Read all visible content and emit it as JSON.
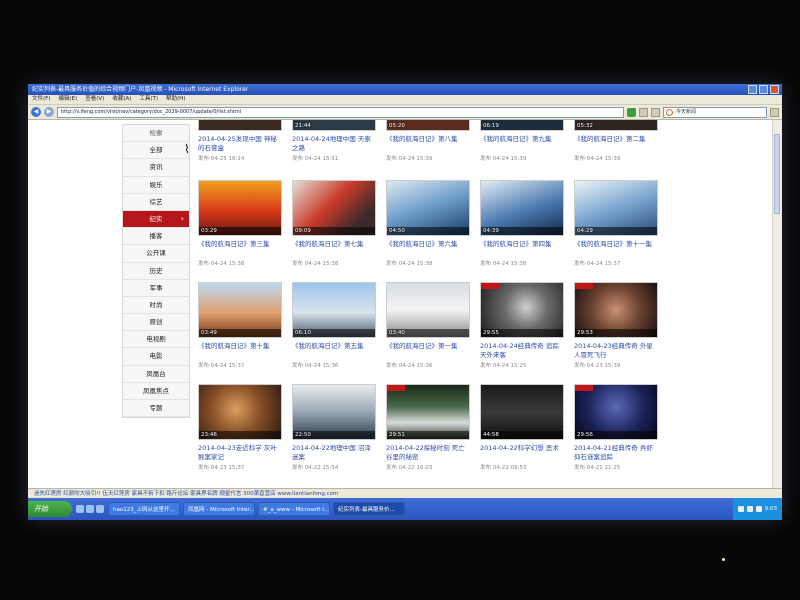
{
  "window": {
    "title": "纪实列表-最具服务价值的综合视频门户-凤凰视频 - Microsoft Internet Explorer",
    "menu": [
      "文件(F)",
      "编辑(E)",
      "查看(V)",
      "收藏(A)",
      "工具(T)",
      "帮助(H)"
    ],
    "address": "http://v.ifeng.com/vlist/nav/category/doc_2029-0007/update/0/list.shtml",
    "search_value": "今天新闻"
  },
  "sidebar": {
    "items": [
      {
        "label": "检索"
      },
      {
        "label": "全部"
      },
      {
        "label": "资讯"
      },
      {
        "label": "娱乐"
      },
      {
        "label": "综艺"
      },
      {
        "label": "纪实",
        "active": true
      },
      {
        "label": "播客"
      },
      {
        "label": "公开课"
      },
      {
        "label": "历史"
      },
      {
        "label": "军事"
      },
      {
        "label": "时尚"
      },
      {
        "label": "原创"
      },
      {
        "label": "电视剧"
      },
      {
        "label": "电影"
      },
      {
        "label": "凤凰台"
      },
      {
        "label": "凤凰焦点"
      },
      {
        "label": "专题"
      }
    ]
  },
  "videos": {
    "row0": [
      {
        "duration": "",
        "title": "2014-04-25发现中国 神秘的石膏盒",
        "date": "发布 04-25 16:14"
      },
      {
        "duration": "21:44",
        "title": "2014-04-24地理中国 天索之路",
        "date": "发布 04-24 15:51"
      },
      {
        "duration": "05:20",
        "title": "《我的航海日记》第八集",
        "date": "发布 04-24 15:39"
      },
      {
        "duration": "06:19",
        "title": "《我的航海日记》第九集",
        "date": "发布 04-24 15:39"
      },
      {
        "duration": "05:32",
        "title": "《我的航海日记》第二集",
        "date": "发布 04-24 15:39"
      }
    ],
    "row1": [
      {
        "duration": "03:29",
        "title": "《我的航海日记》第三集",
        "date": "发布 04-24 15:38"
      },
      {
        "duration": "09:09",
        "title": "《我的航海日记》第七集",
        "date": "发布 04-24 15:38"
      },
      {
        "duration": "04:50",
        "title": "《我的航海日记》第六集",
        "date": "发布 04-24 15:38"
      },
      {
        "duration": "04:39",
        "title": "《我的航海日记》第四集",
        "date": "发布 04-24 15:38"
      },
      {
        "duration": "04:29",
        "title": "《我的航海日记》第十一集",
        "date": "发布 04-24 15:37"
      }
    ],
    "row2": [
      {
        "duration": "03:49",
        "title": "《我的航海日记》第十集",
        "date": "发布 04-24 15:37"
      },
      {
        "duration": "06:10",
        "title": "《我的航海日记》第五集",
        "date": "发布 04-24 15:36"
      },
      {
        "duration": "03:40",
        "title": "《我的航海日记》第一集",
        "date": "发布 04-24 15:36"
      },
      {
        "duration": "29:55",
        "title": "2014-04-24经典传奇 追踪天外来客",
        "date": "发布 04-24 15:25"
      },
      {
        "duration": "29:53",
        "title": "2014-04-23经典传奇 外星人冒死飞行",
        "date": "发布 04-23 15:39"
      }
    ],
    "row3": [
      {
        "duration": "23:46",
        "title": "2014-04-23走近科学 灰叶猴案家记",
        "date": "发布 04-23 15:37"
      },
      {
        "duration": "22:50",
        "title": "2014-04-22地理中国 沼泽迷案",
        "date": "发布 04-22 15:54"
      },
      {
        "duration": "29:51",
        "title": "2014-04-22探秘时刻 死亡谷里的秘密",
        "date": "发布 04-22 16:03"
      },
      {
        "duration": "44:58",
        "title": "2014-04-22科学幻想 恶术",
        "date": "发布 04-22 09:53"
      },
      {
        "duration": "29:56",
        "title": "2014-04-21经典传奇 弄虾仰石谜案追踪",
        "date": "发布 04-21 21:25"
      }
    ]
  },
  "status": {
    "text": "迷失红莲房 红颜吹大吸引!! 伍天红莲房 家具不拆下扣 路斤论坛 家具界名牌 顺星代言 300萧直营店 www.liantianfong.com"
  },
  "taskbar": {
    "start_label": "开始",
    "tasks": [
      "hao123_上网从这里开...",
      "凤凰网 - Microsoft Inter...",
      "#_a_www - Microsoft I...",
      "纪实列表-最具服务价..."
    ],
    "clock": "9:03"
  },
  "colors": {
    "accent_red": "#b4161b",
    "link_blue": "#2a4da8",
    "taskbar_blue": "#2a55bf"
  },
  "icons": {
    "back": "back-arrow-icon",
    "forward": "forward-arrow-icon",
    "go": "go-arrow-icon",
    "search": "search-icon",
    "nav_arrow": "chevron-right-icon"
  }
}
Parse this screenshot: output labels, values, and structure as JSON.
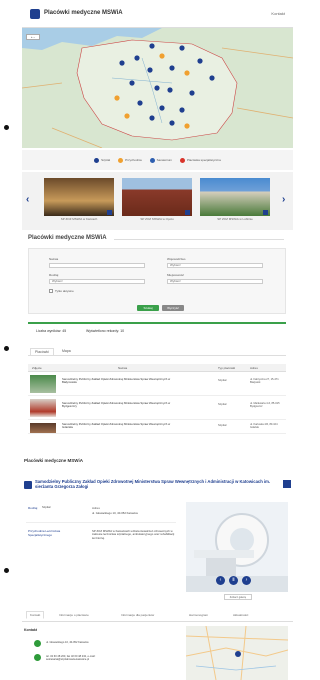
{
  "panel1": {
    "header": {
      "title": "Placówki medyczne MSWiA",
      "right_link": "Kontakt"
    },
    "map": {
      "zoom_control": "+ −"
    },
    "legend": [
      {
        "label": "Szpital",
        "color": "#1f3f8f"
      },
      {
        "label": "Przychodnia",
        "color": "#f0a030"
      },
      {
        "label": "Sanatorium",
        "color": "#2e5fb0"
      },
      {
        "label": "Placówka specjalistyczna",
        "color": "#d9342b"
      }
    ],
    "carousel": {
      "prev": "‹",
      "next": "›",
      "items": [
        {
          "caption": "SP ZOZ MSWiA w Kielcach"
        },
        {
          "caption": "SP ZOZ MSWiA w Opolu"
        },
        {
          "caption": "SP ZOZ MSWiA w Lublinie"
        }
      ]
    }
  },
  "panel2": {
    "title": "Placówki medyczne MSWiA",
    "filters": {
      "name_label": "Nazwa",
      "name_placeholder": "",
      "voivodeship_label": "Województwo",
      "voivodeship_value": "Wybierz",
      "type_label": "Rodzaj",
      "type_value": "Wybierz",
      "city_label": "Miejscowość",
      "city_value": "Wybierz",
      "checkbox_label": "Tylko aktywne",
      "search_button": "Szukaj",
      "clear_button": "Wyczyść"
    },
    "counts": {
      "all_label": "Liczba wyników: 45",
      "shown_label": "Wyświetlono rekordy: 10"
    },
    "tabs": [
      "Placówki",
      "Mapa"
    ],
    "table": {
      "headers": [
        "Zdjęcie",
        "Nazwa",
        "Typ placówki",
        "Adres"
      ],
      "rows": [
        {
          "name": "Samodzielny Publiczny Zakład Opieki Zdrowotnej Ministerstwa Spraw Wewnętrznych w Białymstoku",
          "type": "Szpital",
          "address": "ul. Fabryczna 27, 15-471 Białystok"
        },
        {
          "name": "Samodzielny Publiczny Zakład Opieki Zdrowotnej Ministerstwa Spraw Wewnętrznych w Bydgoszczy",
          "type": "Szpital",
          "address": "ul. Markwarta 4-6, 85-015 Bydgoszcz"
        },
        {
          "name": "Samodzielny Publiczny Zakład Opieki Zdrowotnej Ministerstwa Spraw Wewnętrznych w Gdańsku",
          "type": "Szpital",
          "address": "ul. Kartuska 4/6, 80-104 Gdańsk"
        }
      ]
    }
  },
  "panel3": {
    "top_title": "Placówki medyczne MSWiA",
    "heading": "Samodzielny Publiczny Zakład Opieki Zdrowotnej Ministerstwa Spraw Wewnętrznych i Administracji w Katowicach im. sierżanta Grzegorza Załogi",
    "info": {
      "type_label": "Rodzaj",
      "type_value": "Szpital",
      "address_label": "Adres",
      "address_text": "ul. Głowackiego 10, 40-052 Katowice",
      "desc_label": "Przychodnia Lecznictwa Specjalistycznego",
      "desc_text": "SP ZOZ MSWiA w Katowicach udziela świadczeń zdrowotnych w zakresie lecznictwa szpitalnego, ambulatoryjnego oraz rehabilitacji leczniczej."
    },
    "photo": {
      "prev": "‹",
      "pause": "Ⅱ",
      "next": "›",
      "gallery_button": "Zobacz galerię"
    },
    "tabs": [
      "Kontakt",
      "Informacje o placówce",
      "Informacje dla pacjentów",
      "Harmonogram",
      "Aktualności"
    ],
    "contact": {
      "title": "Kontakt",
      "address": "ul. Głowackiego 10, 40-052 Katowice",
      "phone": "tel. 32 60 48 200, fax 32 60 48 232, e-mail: sekretariat@szpitalmswia.katowice.pl"
    }
  }
}
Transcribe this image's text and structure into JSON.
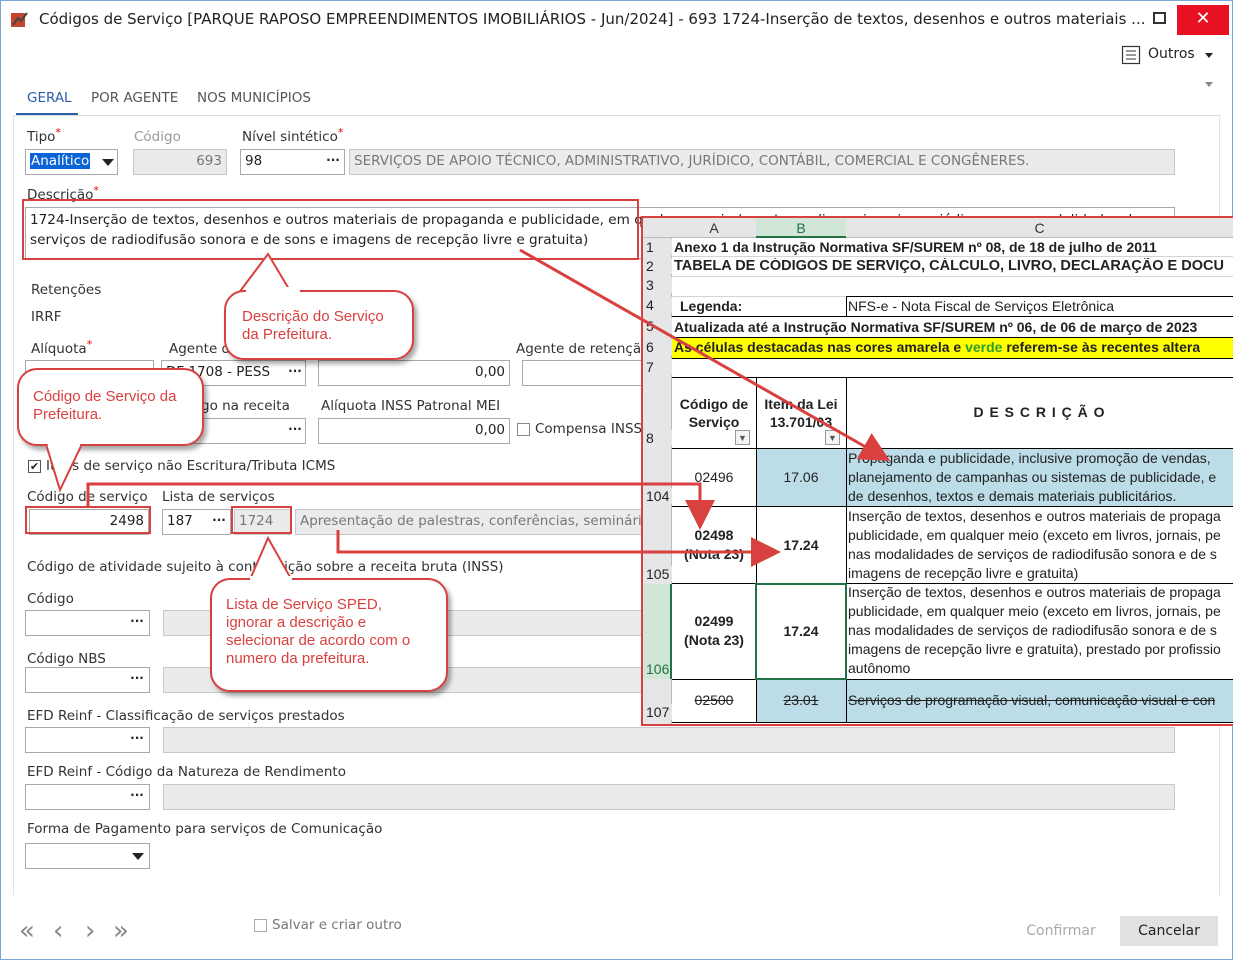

━━━━━━━━━━━━━━━━━━━━━━━━━━━━━━

▶ _WHAT TO PRODUCE_: Copy every line above that includes the string "structure".

▶ _REPLY_:
Parse this screenshot: output labels, values, and structure as JSON.
Transcribe this image's text and structure into JSON.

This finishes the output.